*DATA PROVIDED*:
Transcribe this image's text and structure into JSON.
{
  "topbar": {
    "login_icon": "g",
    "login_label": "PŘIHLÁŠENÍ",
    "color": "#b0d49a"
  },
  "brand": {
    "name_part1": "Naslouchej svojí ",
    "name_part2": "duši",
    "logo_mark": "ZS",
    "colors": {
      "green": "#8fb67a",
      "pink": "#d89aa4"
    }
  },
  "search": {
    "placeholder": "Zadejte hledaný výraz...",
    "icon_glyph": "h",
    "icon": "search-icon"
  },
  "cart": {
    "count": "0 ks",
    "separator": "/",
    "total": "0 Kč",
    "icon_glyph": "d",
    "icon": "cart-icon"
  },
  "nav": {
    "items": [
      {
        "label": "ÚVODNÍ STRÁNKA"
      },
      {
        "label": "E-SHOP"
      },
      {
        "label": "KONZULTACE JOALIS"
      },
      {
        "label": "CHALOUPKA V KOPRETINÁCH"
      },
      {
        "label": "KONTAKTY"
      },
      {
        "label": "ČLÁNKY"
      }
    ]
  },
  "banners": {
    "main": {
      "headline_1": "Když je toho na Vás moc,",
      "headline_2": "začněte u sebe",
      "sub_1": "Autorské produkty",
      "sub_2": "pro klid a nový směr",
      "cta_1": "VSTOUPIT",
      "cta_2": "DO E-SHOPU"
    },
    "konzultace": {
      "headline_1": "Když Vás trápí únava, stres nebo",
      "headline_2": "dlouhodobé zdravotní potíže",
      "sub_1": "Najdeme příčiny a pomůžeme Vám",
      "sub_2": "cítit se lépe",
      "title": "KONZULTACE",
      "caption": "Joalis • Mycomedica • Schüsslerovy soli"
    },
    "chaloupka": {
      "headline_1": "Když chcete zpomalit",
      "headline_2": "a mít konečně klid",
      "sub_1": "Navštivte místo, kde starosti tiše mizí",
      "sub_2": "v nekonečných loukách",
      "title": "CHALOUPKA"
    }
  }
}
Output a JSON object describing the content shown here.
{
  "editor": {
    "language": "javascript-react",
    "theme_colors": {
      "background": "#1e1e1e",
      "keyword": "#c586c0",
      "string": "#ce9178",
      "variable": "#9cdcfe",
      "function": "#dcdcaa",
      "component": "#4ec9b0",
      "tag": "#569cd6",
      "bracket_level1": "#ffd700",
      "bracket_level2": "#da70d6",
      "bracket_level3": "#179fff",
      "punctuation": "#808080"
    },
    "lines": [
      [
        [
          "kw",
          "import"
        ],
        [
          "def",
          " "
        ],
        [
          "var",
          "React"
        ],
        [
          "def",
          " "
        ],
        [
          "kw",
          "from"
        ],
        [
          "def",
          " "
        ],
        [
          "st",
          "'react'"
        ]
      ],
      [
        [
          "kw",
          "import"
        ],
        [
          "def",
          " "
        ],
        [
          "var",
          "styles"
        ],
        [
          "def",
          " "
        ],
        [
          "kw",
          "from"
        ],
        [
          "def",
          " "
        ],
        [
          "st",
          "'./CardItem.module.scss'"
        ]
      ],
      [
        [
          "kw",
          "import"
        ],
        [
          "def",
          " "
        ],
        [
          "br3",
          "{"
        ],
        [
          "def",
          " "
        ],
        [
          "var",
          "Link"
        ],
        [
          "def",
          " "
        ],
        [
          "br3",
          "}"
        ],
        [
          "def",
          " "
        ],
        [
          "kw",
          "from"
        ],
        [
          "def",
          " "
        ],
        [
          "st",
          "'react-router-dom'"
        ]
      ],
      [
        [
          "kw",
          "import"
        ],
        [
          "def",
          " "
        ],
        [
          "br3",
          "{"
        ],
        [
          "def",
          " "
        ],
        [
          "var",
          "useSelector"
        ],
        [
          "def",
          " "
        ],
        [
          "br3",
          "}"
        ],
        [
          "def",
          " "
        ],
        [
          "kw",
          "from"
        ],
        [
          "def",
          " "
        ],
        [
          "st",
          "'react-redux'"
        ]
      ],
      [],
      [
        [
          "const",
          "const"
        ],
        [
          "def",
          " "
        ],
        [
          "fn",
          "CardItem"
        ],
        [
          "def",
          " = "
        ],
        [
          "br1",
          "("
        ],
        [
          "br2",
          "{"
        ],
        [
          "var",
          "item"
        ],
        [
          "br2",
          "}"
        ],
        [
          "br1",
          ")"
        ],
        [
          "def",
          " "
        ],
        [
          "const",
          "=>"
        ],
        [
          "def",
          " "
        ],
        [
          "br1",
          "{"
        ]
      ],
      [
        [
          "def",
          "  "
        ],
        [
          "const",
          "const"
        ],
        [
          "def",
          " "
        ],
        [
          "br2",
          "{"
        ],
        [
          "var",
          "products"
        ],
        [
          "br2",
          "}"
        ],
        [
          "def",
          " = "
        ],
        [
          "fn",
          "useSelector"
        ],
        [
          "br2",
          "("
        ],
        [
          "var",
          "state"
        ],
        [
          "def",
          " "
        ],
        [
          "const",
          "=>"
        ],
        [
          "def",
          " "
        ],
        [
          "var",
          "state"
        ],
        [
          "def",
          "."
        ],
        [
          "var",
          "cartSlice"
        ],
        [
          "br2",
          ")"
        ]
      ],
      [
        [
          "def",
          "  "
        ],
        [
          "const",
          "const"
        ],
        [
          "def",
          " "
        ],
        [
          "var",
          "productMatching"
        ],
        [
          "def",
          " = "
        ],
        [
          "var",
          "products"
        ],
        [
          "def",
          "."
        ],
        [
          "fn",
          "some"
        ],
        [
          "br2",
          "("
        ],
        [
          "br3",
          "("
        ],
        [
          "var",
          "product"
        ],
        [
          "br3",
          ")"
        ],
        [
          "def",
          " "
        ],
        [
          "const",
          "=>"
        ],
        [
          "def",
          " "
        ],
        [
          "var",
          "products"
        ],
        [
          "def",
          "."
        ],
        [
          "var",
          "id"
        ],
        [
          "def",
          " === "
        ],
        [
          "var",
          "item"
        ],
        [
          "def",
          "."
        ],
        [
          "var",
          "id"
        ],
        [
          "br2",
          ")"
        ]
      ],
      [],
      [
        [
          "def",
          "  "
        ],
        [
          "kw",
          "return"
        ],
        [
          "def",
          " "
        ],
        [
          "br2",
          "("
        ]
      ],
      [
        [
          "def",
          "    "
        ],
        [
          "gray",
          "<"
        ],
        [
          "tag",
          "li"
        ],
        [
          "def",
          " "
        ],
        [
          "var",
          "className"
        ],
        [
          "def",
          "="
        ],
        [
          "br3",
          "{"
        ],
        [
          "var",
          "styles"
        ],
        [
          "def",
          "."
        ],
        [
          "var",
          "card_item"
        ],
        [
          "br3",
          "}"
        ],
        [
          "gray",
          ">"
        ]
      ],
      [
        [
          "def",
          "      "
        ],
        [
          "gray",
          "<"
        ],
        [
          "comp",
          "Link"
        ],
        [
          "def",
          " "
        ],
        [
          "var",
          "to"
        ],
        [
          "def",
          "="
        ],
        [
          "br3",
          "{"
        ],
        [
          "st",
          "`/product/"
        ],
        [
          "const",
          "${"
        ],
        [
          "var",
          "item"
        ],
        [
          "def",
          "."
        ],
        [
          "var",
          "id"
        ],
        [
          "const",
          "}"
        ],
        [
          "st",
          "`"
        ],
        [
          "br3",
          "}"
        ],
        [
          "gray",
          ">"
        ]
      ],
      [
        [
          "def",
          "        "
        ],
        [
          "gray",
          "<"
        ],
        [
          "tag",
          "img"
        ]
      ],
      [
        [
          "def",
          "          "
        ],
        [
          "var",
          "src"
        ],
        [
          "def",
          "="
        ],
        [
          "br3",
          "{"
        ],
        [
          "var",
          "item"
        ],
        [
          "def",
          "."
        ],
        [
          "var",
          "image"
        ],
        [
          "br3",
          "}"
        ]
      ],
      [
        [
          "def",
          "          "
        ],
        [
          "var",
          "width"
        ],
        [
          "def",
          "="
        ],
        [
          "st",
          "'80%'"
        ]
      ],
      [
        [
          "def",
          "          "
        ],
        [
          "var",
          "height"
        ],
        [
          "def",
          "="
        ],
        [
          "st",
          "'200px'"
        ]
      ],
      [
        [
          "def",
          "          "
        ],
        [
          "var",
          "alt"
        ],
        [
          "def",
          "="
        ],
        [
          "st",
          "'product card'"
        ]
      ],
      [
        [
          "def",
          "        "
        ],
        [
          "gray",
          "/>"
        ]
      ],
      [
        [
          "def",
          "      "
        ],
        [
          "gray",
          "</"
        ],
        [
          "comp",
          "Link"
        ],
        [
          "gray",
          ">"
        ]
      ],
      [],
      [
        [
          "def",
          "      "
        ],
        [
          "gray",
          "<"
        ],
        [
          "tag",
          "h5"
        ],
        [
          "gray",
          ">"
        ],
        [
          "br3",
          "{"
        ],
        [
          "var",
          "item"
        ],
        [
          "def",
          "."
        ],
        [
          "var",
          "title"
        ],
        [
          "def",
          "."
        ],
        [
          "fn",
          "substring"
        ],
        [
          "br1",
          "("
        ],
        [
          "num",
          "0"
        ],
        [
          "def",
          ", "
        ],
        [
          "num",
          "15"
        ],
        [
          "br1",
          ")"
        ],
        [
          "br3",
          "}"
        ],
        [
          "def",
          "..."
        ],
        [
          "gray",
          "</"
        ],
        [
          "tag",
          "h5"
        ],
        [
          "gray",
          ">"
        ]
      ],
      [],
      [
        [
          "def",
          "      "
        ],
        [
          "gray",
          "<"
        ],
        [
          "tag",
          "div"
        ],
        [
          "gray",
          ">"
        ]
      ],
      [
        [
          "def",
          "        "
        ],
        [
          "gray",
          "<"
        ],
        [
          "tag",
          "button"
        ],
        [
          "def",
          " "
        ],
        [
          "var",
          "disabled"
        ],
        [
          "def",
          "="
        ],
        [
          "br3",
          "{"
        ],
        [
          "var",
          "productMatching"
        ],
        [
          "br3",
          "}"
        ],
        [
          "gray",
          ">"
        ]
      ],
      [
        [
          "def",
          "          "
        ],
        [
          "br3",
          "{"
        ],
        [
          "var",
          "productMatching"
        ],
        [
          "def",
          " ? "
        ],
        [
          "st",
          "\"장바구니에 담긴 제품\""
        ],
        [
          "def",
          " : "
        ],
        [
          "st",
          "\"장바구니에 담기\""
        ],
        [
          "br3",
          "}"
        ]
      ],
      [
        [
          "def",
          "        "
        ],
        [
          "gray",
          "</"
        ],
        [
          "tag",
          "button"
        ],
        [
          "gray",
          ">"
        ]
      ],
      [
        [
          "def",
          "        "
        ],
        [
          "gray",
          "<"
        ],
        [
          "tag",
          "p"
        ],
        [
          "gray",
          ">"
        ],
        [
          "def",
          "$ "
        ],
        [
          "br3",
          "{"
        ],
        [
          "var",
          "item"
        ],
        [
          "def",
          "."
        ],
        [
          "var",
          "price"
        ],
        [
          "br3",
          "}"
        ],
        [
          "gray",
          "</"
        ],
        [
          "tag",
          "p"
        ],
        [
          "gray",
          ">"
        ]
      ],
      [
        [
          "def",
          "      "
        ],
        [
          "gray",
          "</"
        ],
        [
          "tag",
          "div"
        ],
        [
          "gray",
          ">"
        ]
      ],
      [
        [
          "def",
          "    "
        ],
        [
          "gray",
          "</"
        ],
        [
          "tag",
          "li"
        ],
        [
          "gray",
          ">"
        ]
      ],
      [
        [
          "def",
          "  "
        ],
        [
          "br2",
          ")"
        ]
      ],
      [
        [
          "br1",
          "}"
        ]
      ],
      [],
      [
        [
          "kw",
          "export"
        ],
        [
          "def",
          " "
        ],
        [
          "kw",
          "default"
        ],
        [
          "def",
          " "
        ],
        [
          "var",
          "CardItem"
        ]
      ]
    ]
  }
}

*JOB*:
Look over the listing above. Pick out and copy every line that includes "image".

*THE RESULT*:
Transcribe this image's text and structure into JSON.
          "image"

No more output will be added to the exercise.